— TASK REQUIREMENTS —
Write out all the data again, exactly as it stands.

— Data entries —
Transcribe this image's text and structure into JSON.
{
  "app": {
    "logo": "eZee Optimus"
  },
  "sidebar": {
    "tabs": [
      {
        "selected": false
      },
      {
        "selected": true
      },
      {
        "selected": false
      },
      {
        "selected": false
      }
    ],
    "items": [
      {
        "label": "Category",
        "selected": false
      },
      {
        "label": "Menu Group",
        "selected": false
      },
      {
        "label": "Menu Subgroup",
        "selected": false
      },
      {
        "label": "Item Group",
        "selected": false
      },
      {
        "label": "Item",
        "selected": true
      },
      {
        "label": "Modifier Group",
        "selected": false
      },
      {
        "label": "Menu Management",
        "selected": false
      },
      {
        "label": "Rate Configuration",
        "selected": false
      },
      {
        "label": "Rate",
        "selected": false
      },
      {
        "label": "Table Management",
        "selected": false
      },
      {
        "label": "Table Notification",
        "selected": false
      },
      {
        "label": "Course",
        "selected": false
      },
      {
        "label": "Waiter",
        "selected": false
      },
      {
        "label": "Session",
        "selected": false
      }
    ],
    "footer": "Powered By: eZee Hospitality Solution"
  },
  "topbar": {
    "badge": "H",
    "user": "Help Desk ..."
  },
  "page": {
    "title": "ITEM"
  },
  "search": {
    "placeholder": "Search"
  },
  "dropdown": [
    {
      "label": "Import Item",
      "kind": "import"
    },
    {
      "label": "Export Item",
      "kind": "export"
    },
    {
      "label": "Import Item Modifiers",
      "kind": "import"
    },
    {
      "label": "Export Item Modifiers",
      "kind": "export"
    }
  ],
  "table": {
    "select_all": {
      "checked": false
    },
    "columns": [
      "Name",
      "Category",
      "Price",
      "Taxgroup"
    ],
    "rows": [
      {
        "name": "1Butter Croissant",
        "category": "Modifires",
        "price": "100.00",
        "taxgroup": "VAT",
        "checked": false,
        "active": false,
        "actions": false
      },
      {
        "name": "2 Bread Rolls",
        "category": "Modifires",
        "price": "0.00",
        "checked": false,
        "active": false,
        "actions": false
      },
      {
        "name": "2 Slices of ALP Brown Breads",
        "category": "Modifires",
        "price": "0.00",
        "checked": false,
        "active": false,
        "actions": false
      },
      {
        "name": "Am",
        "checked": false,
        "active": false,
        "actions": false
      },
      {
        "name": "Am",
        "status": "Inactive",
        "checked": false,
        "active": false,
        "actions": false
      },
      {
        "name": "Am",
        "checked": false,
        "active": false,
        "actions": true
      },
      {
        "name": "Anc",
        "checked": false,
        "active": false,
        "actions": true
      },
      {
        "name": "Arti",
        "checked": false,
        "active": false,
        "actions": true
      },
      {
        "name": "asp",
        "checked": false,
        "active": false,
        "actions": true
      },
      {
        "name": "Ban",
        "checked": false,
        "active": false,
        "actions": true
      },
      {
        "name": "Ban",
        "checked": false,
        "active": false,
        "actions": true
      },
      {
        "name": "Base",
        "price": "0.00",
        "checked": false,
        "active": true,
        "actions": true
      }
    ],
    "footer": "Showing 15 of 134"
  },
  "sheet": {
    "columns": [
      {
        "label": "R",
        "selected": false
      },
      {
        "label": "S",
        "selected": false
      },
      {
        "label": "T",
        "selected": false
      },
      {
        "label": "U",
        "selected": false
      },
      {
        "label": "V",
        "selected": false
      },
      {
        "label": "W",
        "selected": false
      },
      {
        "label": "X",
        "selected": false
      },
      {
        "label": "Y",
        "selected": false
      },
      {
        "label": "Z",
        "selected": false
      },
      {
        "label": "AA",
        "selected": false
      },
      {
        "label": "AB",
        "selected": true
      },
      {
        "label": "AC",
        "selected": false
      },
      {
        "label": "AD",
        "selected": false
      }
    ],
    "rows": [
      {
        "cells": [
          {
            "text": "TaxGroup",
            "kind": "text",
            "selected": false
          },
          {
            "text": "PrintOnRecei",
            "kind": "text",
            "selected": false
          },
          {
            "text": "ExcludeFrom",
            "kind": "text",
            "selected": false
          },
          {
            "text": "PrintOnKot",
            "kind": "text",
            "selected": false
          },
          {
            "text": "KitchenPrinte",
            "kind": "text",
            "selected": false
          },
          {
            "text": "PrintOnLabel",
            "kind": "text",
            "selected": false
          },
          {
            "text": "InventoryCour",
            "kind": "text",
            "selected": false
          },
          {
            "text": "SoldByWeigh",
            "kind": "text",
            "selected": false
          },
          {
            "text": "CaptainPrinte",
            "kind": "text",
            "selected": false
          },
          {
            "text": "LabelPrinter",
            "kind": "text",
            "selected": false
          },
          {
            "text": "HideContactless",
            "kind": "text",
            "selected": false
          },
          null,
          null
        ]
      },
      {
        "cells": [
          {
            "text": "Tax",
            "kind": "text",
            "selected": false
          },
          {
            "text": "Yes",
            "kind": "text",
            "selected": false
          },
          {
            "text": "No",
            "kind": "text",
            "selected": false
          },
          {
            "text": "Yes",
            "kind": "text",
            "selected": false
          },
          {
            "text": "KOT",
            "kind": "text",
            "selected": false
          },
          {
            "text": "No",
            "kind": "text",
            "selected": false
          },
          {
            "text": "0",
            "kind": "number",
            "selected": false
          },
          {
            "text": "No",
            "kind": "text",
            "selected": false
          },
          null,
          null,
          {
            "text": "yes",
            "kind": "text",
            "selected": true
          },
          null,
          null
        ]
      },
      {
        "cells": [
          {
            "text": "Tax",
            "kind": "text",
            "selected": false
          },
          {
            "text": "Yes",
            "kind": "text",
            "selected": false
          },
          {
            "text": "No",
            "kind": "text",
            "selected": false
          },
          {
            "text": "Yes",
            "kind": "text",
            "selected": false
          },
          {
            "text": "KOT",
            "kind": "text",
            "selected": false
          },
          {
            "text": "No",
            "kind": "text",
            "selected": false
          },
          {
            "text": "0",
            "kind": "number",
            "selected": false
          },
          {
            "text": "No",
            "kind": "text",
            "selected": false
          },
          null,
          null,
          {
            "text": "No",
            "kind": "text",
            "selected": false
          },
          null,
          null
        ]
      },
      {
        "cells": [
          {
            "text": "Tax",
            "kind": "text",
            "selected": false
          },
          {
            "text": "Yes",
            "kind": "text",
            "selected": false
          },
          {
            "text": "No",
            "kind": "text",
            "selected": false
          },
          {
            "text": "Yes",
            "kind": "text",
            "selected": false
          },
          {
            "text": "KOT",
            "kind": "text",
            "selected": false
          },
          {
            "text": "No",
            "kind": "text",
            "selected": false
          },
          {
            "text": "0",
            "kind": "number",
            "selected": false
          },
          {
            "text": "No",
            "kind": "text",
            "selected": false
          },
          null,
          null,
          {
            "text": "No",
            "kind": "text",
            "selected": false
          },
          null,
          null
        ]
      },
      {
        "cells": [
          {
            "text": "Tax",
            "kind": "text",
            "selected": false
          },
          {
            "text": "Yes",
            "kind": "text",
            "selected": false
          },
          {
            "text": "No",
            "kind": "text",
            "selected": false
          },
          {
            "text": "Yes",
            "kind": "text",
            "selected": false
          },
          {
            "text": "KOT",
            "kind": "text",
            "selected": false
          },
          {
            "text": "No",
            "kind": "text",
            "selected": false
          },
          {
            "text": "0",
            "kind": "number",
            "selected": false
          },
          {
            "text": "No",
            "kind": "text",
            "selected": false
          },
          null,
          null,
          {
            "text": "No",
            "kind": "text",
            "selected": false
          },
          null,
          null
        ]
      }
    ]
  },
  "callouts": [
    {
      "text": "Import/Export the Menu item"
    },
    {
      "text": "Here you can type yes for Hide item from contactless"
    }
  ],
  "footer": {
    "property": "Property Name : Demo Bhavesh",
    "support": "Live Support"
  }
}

— COMPLETE RESPONSE —
Transcribe this image's text and structure into JSON.
{
  "app": {
    "logo": "eZee Optimus"
  },
  "sidebar": {
    "tabs": [
      {
        "selected": false
      },
      {
        "selected": true
      },
      {
        "selected": false
      },
      {
        "selected": false
      }
    ],
    "items": [
      {
        "label": "Category",
        "selected": false
      },
      {
        "label": "Menu Group",
        "selected": false
      },
      {
        "label": "Menu Subgroup",
        "selected": false
      },
      {
        "label": "Item Group",
        "selected": false
      },
      {
        "label": "Item",
        "selected": true
      },
      {
        "label": "Modifier Group",
        "selected": false
      },
      {
        "label": "Menu Management",
        "selected": false
      },
      {
        "label": "Rate Configuration",
        "selected": false
      },
      {
        "label": "Rate",
        "selected": false
      },
      {
        "label": "Table Management",
        "selected": false
      },
      {
        "label": "Table Notification",
        "selected": false
      },
      {
        "label": "Course",
        "selected": false
      },
      {
        "label": "Waiter",
        "selected": false
      },
      {
        "label": "Session",
        "selected": false
      }
    ],
    "footer": "Powered By: eZee Hospitality Solution"
  },
  "topbar": {
    "badge": "H",
    "user": "Help Desk ..."
  },
  "page": {
    "title": "ITEM"
  },
  "search": {
    "placeholder": "Search"
  },
  "dropdown": [
    {
      "label": "Import Item",
      "kind": "import"
    },
    {
      "label": "Export Item",
      "kind": "export"
    },
    {
      "label": "Import Item Modifiers",
      "kind": "import"
    },
    {
      "label": "Export Item Modifiers",
      "kind": "export"
    }
  ],
  "table": {
    "select_all": {
      "checked": false
    },
    "columns": [
      "Name",
      "Category",
      "Price",
      "Taxgroup"
    ],
    "rows": [
      {
        "name": "1Butter Croissant",
        "category": "Modifires",
        "price": "100.00",
        "taxgroup": "VAT",
        "checked": false,
        "active": false,
        "actions": false
      },
      {
        "name": "2 Bread Rolls",
        "category": "Modifires",
        "price": "0.00",
        "checked": false,
        "active": false,
        "actions": false
      },
      {
        "name": "2 Slices of ALP Brown Breads",
        "category": "Modifires",
        "price": "0.00",
        "checked": false,
        "active": false,
        "actions": false
      },
      {
        "name": "Am",
        "checked": false,
        "active": false,
        "actions": false
      },
      {
        "name": "Am",
        "status": "Inactive",
        "checked": false,
        "active": false,
        "actions": false
      },
      {
        "name": "Am",
        "checked": false,
        "active": false,
        "actions": true
      },
      {
        "name": "Anc",
        "checked": false,
        "active": false,
        "actions": true
      },
      {
        "name": "Arti",
        "checked": false,
        "active": false,
        "actions": true
      },
      {
        "name": "asp",
        "checked": false,
        "active": false,
        "actions": true
      },
      {
        "name": "Ban",
        "checked": false,
        "active": false,
        "actions": true
      },
      {
        "name": "Ban",
        "checked": false,
        "active": false,
        "actions": true
      },
      {
        "name": "Base",
        "price": "0.00",
        "checked": false,
        "active": true,
        "actions": true
      }
    ],
    "footer": "Showing 15 of 134"
  },
  "sheet": {
    "columns": [
      {
        "label": "R",
        "selected": false
      },
      {
        "label": "S",
        "selected": false
      },
      {
        "label": "T",
        "selected": false
      },
      {
        "label": "U",
        "selected": false
      },
      {
        "label": "V",
        "selected": false
      },
      {
        "label": "W",
        "selected": false
      },
      {
        "label": "X",
        "selected": false
      },
      {
        "label": "Y",
        "selected": false
      },
      {
        "label": "Z",
        "selected": false
      },
      {
        "label": "AA",
        "selected": false
      },
      {
        "label": "AB",
        "selected": true
      },
      {
        "label": "AC",
        "selected": false
      },
      {
        "label": "AD",
        "selected": false
      }
    ],
    "rows": [
      {
        "cells": [
          {
            "text": "TaxGroup",
            "kind": "text",
            "selected": false
          },
          {
            "text": "PrintOnRecei",
            "kind": "text",
            "selected": false
          },
          {
            "text": "ExcludeFrom",
            "kind": "text",
            "selected": false
          },
          {
            "text": "PrintOnKot",
            "kind": "text",
            "selected": false
          },
          {
            "text": "KitchenPrinte",
            "kind": "text",
            "selected": false
          },
          {
            "text": "PrintOnLabel",
            "kind": "text",
            "selected": false
          },
          {
            "text": "InventoryCour",
            "kind": "text",
            "selected": false
          },
          {
            "text": "SoldByWeigh",
            "kind": "text",
            "selected": false
          },
          {
            "text": "CaptainPrinte",
            "kind": "text",
            "selected": false
          },
          {
            "text": "LabelPrinter",
            "kind": "text",
            "selected": false
          },
          {
            "text": "HideContactless",
            "kind": "text",
            "selected": false
          },
          null,
          null
        ]
      },
      {
        "cells": [
          {
            "text": "Tax",
            "kind": "text",
            "selected": false
          },
          {
            "text": "Yes",
            "kind": "text",
            "selected": false
          },
          {
            "text": "No",
            "kind": "text",
            "selected": false
          },
          {
            "text": "Yes",
            "kind": "text",
            "selected": false
          },
          {
            "text": "KOT",
            "kind": "text",
            "selected": false
          },
          {
            "text": "No",
            "kind": "text",
            "selected": false
          },
          {
            "text": "0",
            "kind": "number",
            "selected": false
          },
          {
            "text": "No",
            "kind": "text",
            "selected": false
          },
          null,
          null,
          {
            "text": "yes",
            "kind": "text",
            "selected": true
          },
          null,
          null
        ]
      },
      {
        "cells": [
          {
            "text": "Tax",
            "kind": "text",
            "selected": false
          },
          {
            "text": "Yes",
            "kind": "text",
            "selected": false
          },
          {
            "text": "No",
            "kind": "text",
            "selected": false
          },
          {
            "text": "Yes",
            "kind": "text",
            "selected": false
          },
          {
            "text": "KOT",
            "kind": "text",
            "selected": false
          },
          {
            "text": "No",
            "kind": "text",
            "selected": false
          },
          {
            "text": "0",
            "kind": "number",
            "selected": false
          },
          {
            "text": "No",
            "kind": "text",
            "selected": false
          },
          null,
          null,
          {
            "text": "No",
            "kind": "text",
            "selected": false
          },
          null,
          null
        ]
      },
      {
        "cells": [
          {
            "text": "Tax",
            "kind": "text",
            "selected": false
          },
          {
            "text": "Yes",
            "kind": "text",
            "selected": false
          },
          {
            "text": "No",
            "kind": "text",
            "selected": false
          },
          {
            "text": "Yes",
            "kind": "text",
            "selected": false
          },
          {
            "text": "KOT",
            "kind": "text",
            "selected": false
          },
          {
            "text": "No",
            "kind": "text",
            "selected": false
          },
          {
            "text": "0",
            "kind": "number",
            "selected": false
          },
          {
            "text": "No",
            "kind": "text",
            "selected": false
          },
          null,
          null,
          {
            "text": "No",
            "kind": "text",
            "selected": false
          },
          null,
          null
        ]
      },
      {
        "cells": [
          {
            "text": "Tax",
            "kind": "text",
            "selected": false
          },
          {
            "text": "Yes",
            "kind": "text",
            "selected": false
          },
          {
            "text": "No",
            "kind": "text",
            "selected": false
          },
          {
            "text": "Yes",
            "kind": "text",
            "selected": false
          },
          {
            "text": "KOT",
            "kind": "text",
            "selected": false
          },
          {
            "text": "No",
            "kind": "text",
            "selected": false
          },
          {
            "text": "0",
            "kind": "number",
            "selected": false
          },
          {
            "text": "No",
            "kind": "text",
            "selected": false
          },
          null,
          null,
          {
            "text": "No",
            "kind": "text",
            "selected": false
          },
          null,
          null
        ]
      }
    ]
  },
  "callouts": [
    {
      "text": "Import/Export the Menu item"
    },
    {
      "text": "Here you can type yes for Hide item from contactless"
    }
  ],
  "footer": {
    "property": "Property Name : Demo Bhavesh",
    "support": "Live Support"
  }
}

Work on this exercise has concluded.